DATA PROVIDED.
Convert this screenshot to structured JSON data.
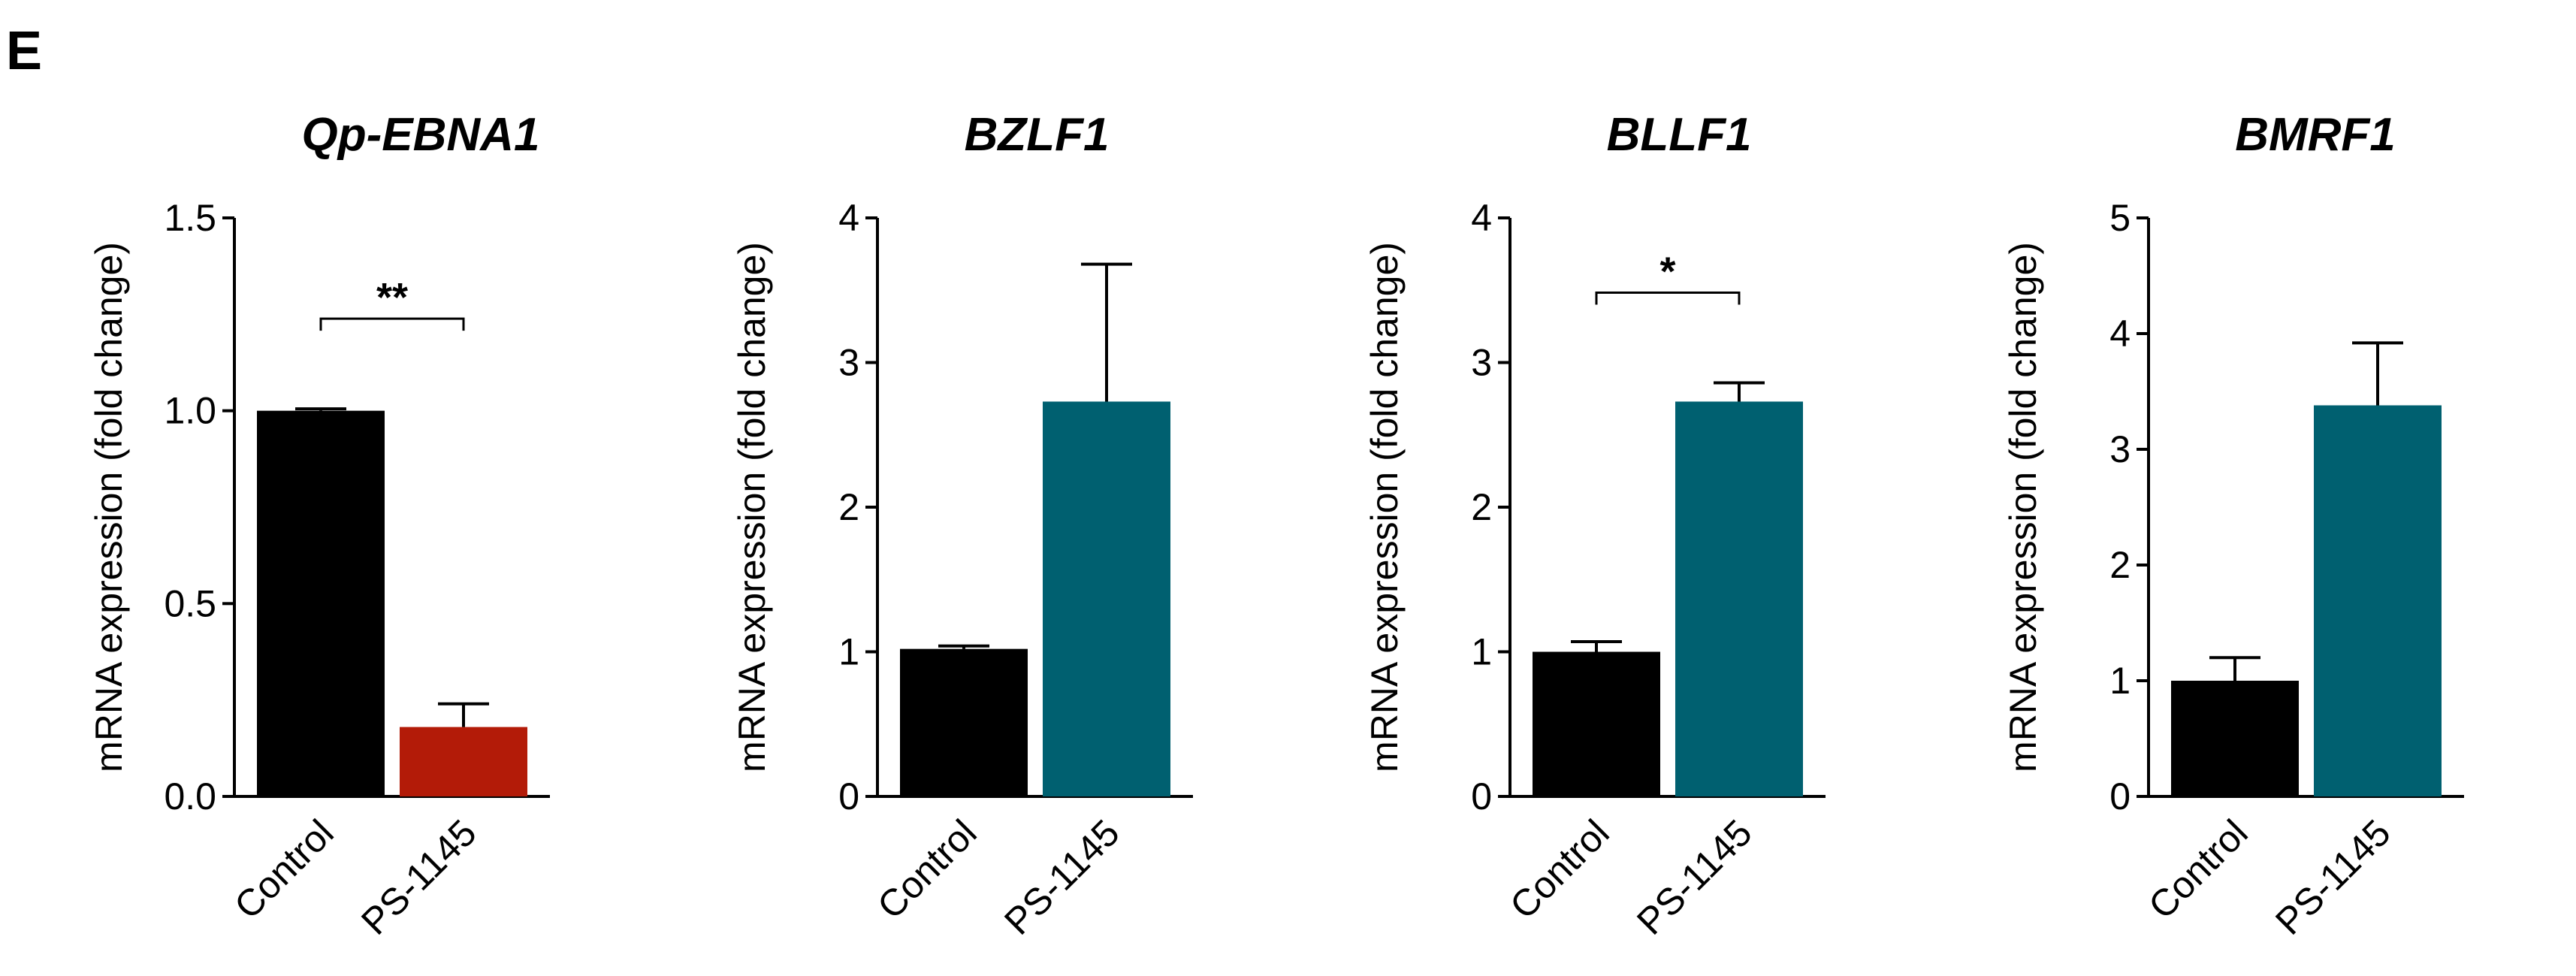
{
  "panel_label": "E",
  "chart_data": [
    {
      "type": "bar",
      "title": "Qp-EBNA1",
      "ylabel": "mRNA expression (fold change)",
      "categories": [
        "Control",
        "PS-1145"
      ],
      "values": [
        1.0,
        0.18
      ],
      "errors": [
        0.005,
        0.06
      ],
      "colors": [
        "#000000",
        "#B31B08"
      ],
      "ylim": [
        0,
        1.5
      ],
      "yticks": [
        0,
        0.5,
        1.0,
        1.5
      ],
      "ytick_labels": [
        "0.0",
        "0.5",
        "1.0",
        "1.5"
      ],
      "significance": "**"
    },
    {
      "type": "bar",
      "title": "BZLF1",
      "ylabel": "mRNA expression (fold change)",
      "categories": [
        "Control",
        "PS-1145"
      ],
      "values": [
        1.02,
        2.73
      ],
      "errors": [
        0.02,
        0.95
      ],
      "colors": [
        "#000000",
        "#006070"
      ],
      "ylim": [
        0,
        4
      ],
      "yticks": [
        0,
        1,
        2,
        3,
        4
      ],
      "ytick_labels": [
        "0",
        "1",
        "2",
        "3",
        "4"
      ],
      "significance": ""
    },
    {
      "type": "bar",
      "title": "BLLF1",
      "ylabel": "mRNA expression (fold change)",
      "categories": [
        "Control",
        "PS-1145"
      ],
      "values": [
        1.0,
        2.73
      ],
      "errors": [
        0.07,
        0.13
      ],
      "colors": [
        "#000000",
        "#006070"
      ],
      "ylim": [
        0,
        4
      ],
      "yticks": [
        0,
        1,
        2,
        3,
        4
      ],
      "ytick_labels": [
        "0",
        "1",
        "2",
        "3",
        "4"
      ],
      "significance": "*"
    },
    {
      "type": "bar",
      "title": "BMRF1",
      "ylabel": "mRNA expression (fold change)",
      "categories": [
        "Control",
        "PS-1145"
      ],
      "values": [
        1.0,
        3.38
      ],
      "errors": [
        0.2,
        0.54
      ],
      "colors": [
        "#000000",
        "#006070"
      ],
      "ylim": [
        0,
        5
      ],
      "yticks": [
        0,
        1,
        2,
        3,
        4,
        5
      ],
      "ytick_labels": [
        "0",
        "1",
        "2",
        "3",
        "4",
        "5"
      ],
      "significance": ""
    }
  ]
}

DESCRIPTION OF THE TASK. Output each line exactly as shown above; no pictures go in the copy.

THE COMPLETED TASK.
Convert this screenshot to structured JSON data.
{
  "panel_label": "E",
  "chart_data": [
    {
      "type": "bar",
      "title": "Qp-EBNA1",
      "ylabel": "mRNA expression (fold change)",
      "categories": [
        "Control",
        "PS-1145"
      ],
      "values": [
        1.0,
        0.18
      ],
      "errors": [
        0.005,
        0.06
      ],
      "colors": [
        "#000000",
        "#B31B08"
      ],
      "ylim": [
        0,
        1.5
      ],
      "yticks": [
        0,
        0.5,
        1.0,
        1.5
      ],
      "ytick_labels": [
        "0.0",
        "0.5",
        "1.0",
        "1.5"
      ],
      "significance": "**"
    },
    {
      "type": "bar",
      "title": "BZLF1",
      "ylabel": "mRNA expression (fold change)",
      "categories": [
        "Control",
        "PS-1145"
      ],
      "values": [
        1.02,
        2.73
      ],
      "errors": [
        0.02,
        0.95
      ],
      "colors": [
        "#000000",
        "#006070"
      ],
      "ylim": [
        0,
        4
      ],
      "yticks": [
        0,
        1,
        2,
        3,
        4
      ],
      "ytick_labels": [
        "0",
        "1",
        "2",
        "3",
        "4"
      ],
      "significance": ""
    },
    {
      "type": "bar",
      "title": "BLLF1",
      "ylabel": "mRNA expression (fold change)",
      "categories": [
        "Control",
        "PS-1145"
      ],
      "values": [
        1.0,
        2.73
      ],
      "errors": [
        0.07,
        0.13
      ],
      "colors": [
        "#000000",
        "#006070"
      ],
      "ylim": [
        0,
        4
      ],
      "yticks": [
        0,
        1,
        2,
        3,
        4
      ],
      "ytick_labels": [
        "0",
        "1",
        "2",
        "3",
        "4"
      ],
      "significance": "*"
    },
    {
      "type": "bar",
      "title": "BMRF1",
      "ylabel": "mRNA expression (fold change)",
      "categories": [
        "Control",
        "PS-1145"
      ],
      "values": [
        1.0,
        3.38
      ],
      "errors": [
        0.2,
        0.54
      ],
      "colors": [
        "#000000",
        "#006070"
      ],
      "ylim": [
        0,
        5
      ],
      "yticks": [
        0,
        1,
        2,
        3,
        4,
        5
      ],
      "ytick_labels": [
        "0",
        "1",
        "2",
        "3",
        "4",
        "5"
      ],
      "significance": ""
    }
  ]
}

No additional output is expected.